(Data records)
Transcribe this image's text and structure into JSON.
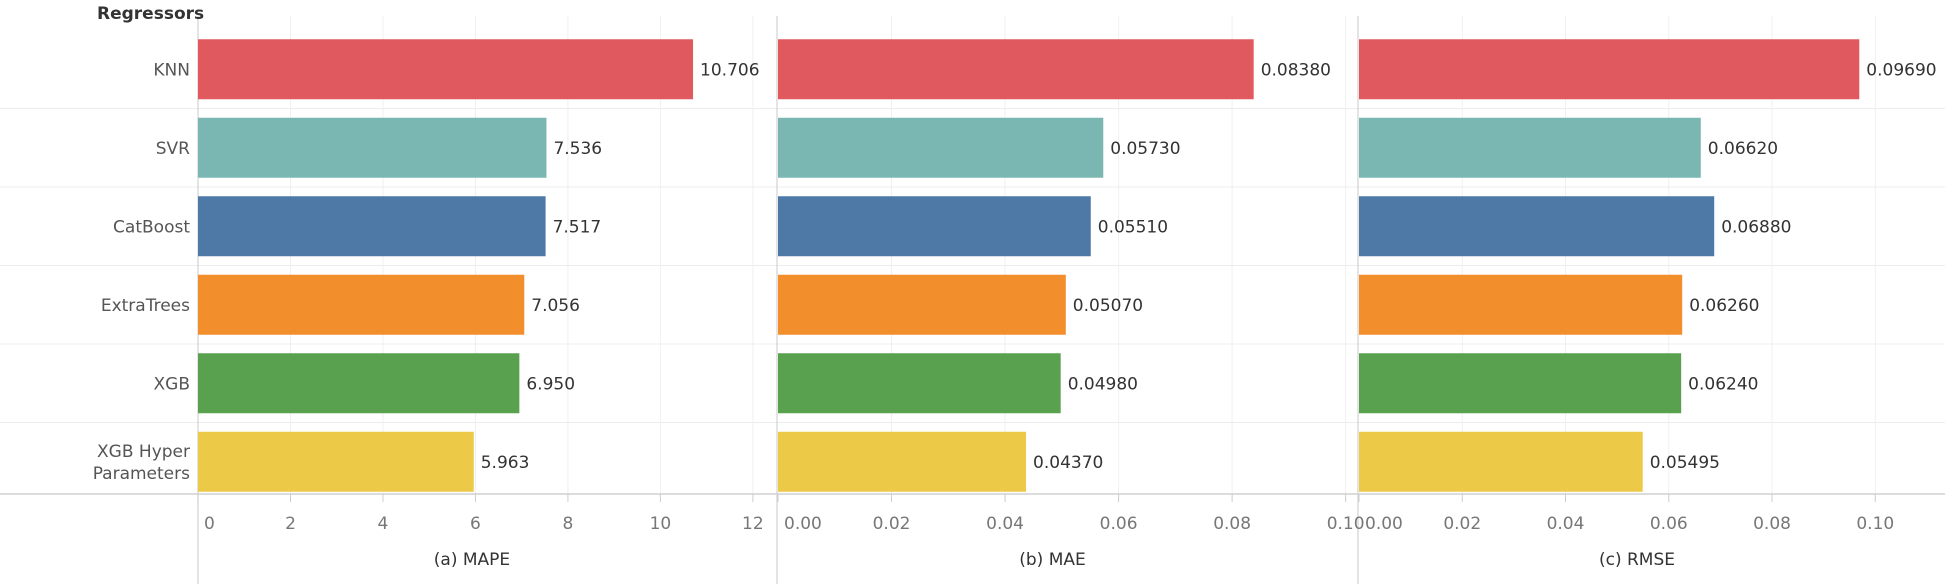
{
  "header_label": "Regressors",
  "colors": {
    "KNN": "#e0595e",
    "SVR": "#7ab7b2",
    "CatBoost": "#4e79a7",
    "ExtraTrees": "#f28e2b",
    "XGB": "#59a14f",
    "XGB Hyper Parameters": "#edc948"
  },
  "chart_data": {
    "type": "bar",
    "orientation": "horizontal",
    "categories": [
      "KNN",
      "SVR",
      "CatBoost",
      "ExtraTrees",
      "XGB",
      "XGB Hyper Parameters"
    ],
    "category_lines": [
      [
        "KNN"
      ],
      [
        "SVR"
      ],
      [
        "CatBoost"
      ],
      [
        "ExtraTrees"
      ],
      [
        "XGB"
      ],
      [
        "XGB Hyper",
        "Parameters"
      ]
    ],
    "panels": [
      {
        "title": "(a) MAPE",
        "values": [
          10.706,
          7.536,
          7.517,
          7.056,
          6.95,
          5.963
        ],
        "value_labels": [
          "10.706",
          "7.536",
          "7.517",
          "7.056",
          "6.950",
          "5.963"
        ],
        "xlim": [
          0,
          12.5
        ],
        "ticks": [
          0,
          2,
          4,
          6,
          8,
          10,
          12
        ],
        "tick_labels": [
          "0",
          "2",
          "4",
          "6",
          "8",
          "10",
          "12"
        ]
      },
      {
        "title": "(b) MAE",
        "values": [
          0.0838,
          0.0573,
          0.0551,
          0.0507,
          0.0498,
          0.0437
        ],
        "value_labels": [
          "0.08380",
          "0.05730",
          "0.05510",
          "0.05070",
          "0.04980",
          "0.04370"
        ],
        "xlim": [
          0,
          0.102
        ],
        "ticks": [
          0,
          0.02,
          0.04,
          0.06,
          0.08,
          0.1
        ],
        "tick_labels": [
          "0.00",
          "0.02",
          "0.04",
          "0.06",
          "0.08",
          "0.10"
        ]
      },
      {
        "title": "(c) RMSE",
        "values": [
          0.0969,
          0.0662,
          0.0688,
          0.0626,
          0.0624,
          0.05495
        ],
        "value_labels": [
          "0.09690",
          "0.06620",
          "0.06880",
          "0.06260",
          "0.06240",
          "0.05495"
        ],
        "xlim": [
          0,
          0.1135
        ],
        "ticks": [
          0,
          0.02,
          0.04,
          0.06,
          0.08,
          0.1
        ],
        "tick_labels": [
          "0.00",
          "0.02",
          "0.04",
          "0.06",
          "0.08",
          "0.10"
        ]
      }
    ],
    "grid": true,
    "legend": "none"
  }
}
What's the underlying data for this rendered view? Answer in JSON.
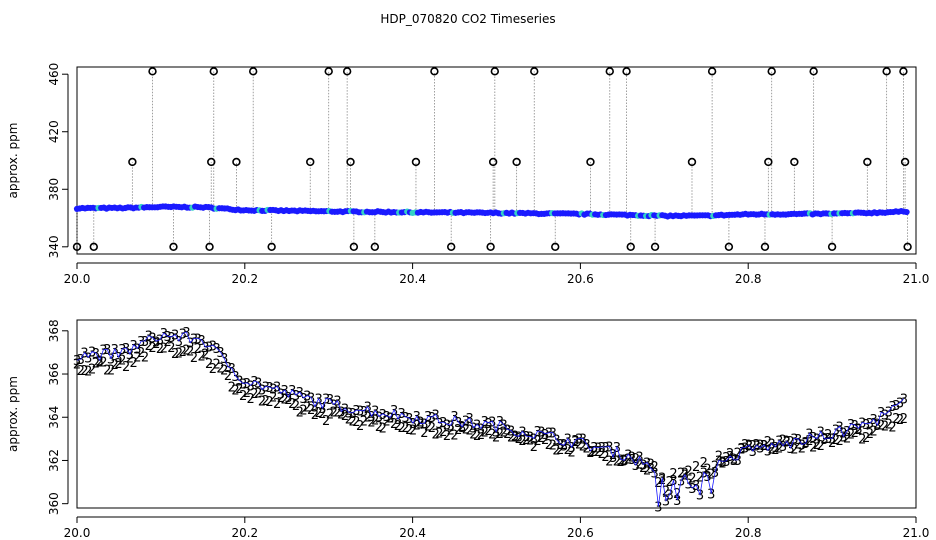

*Objective*
All of the records need repeating exactly, except for the pictures.

*Problem solution*
Transcribe this image's text and structure into JSON.
{
  "header_label": "Regressors",
  "colors": {
    "KNN": "#e0595e",
    "SVR": "#7ab7b2",
    "CatBoost": "#4e79a7",
    "ExtraTrees": "#f28e2b",
    "XGB": "#59a14f",
    "XGB Hyper Parameters": "#edc948"
  },
  "chart_data": {
    "type": "bar",
    "orientation": "horizontal",
    "categories": [
      "KNN",
      "SVR",
      "CatBoost",
      "ExtraTrees",
      "XGB",
      "XGB Hyper Parameters"
    ],
    "category_lines": [
      [
        "KNN"
      ],
      [
        "SVR"
      ],
      [
        "CatBoost"
      ],
      [
        "ExtraTrees"
      ],
      [
        "XGB"
      ],
      [
        "XGB Hyper",
        "Parameters"
      ]
    ],
    "panels": [
      {
        "title": "(a) MAPE",
        "values": [
          10.706,
          7.536,
          7.517,
          7.056,
          6.95,
          5.963
        ],
        "value_labels": [
          "10.706",
          "7.536",
          "7.517",
          "7.056",
          "6.950",
          "5.963"
        ],
        "xlim": [
          0,
          12.5
        ],
        "ticks": [
          0,
          2,
          4,
          6,
          8,
          10,
          12
        ],
        "tick_labels": [
          "0",
          "2",
          "4",
          "6",
          "8",
          "10",
          "12"
        ]
      },
      {
        "title": "(b) MAE",
        "values": [
          0.0838,
          0.0573,
          0.0551,
          0.0507,
          0.0498,
          0.0437
        ],
        "value_labels": [
          "0.08380",
          "0.05730",
          "0.05510",
          "0.05070",
          "0.04980",
          "0.04370"
        ],
        "xlim": [
          0,
          0.102
        ],
        "ticks": [
          0,
          0.02,
          0.04,
          0.06,
          0.08,
          0.1
        ],
        "tick_labels": [
          "0.00",
          "0.02",
          "0.04",
          "0.06",
          "0.08",
          "0.10"
        ]
      },
      {
        "title": "(c) RMSE",
        "values": [
          0.0969,
          0.0662,
          0.0688,
          0.0626,
          0.0624,
          0.05495
        ],
        "value_labels": [
          "0.09690",
          "0.06620",
          "0.06880",
          "0.06260",
          "0.06240",
          "0.05495"
        ],
        "xlim": [
          0,
          0.1135
        ],
        "ticks": [
          0,
          0.02,
          0.04,
          0.06,
          0.08,
          0.1
        ],
        "tick_labels": [
          "0.00",
          "0.02",
          "0.04",
          "0.06",
          "0.08",
          "0.10"
        ]
      }
    ],
    "grid": true,
    "legend": "none"
  }
}
What's the underlying data for this rendered view? Answer in JSON.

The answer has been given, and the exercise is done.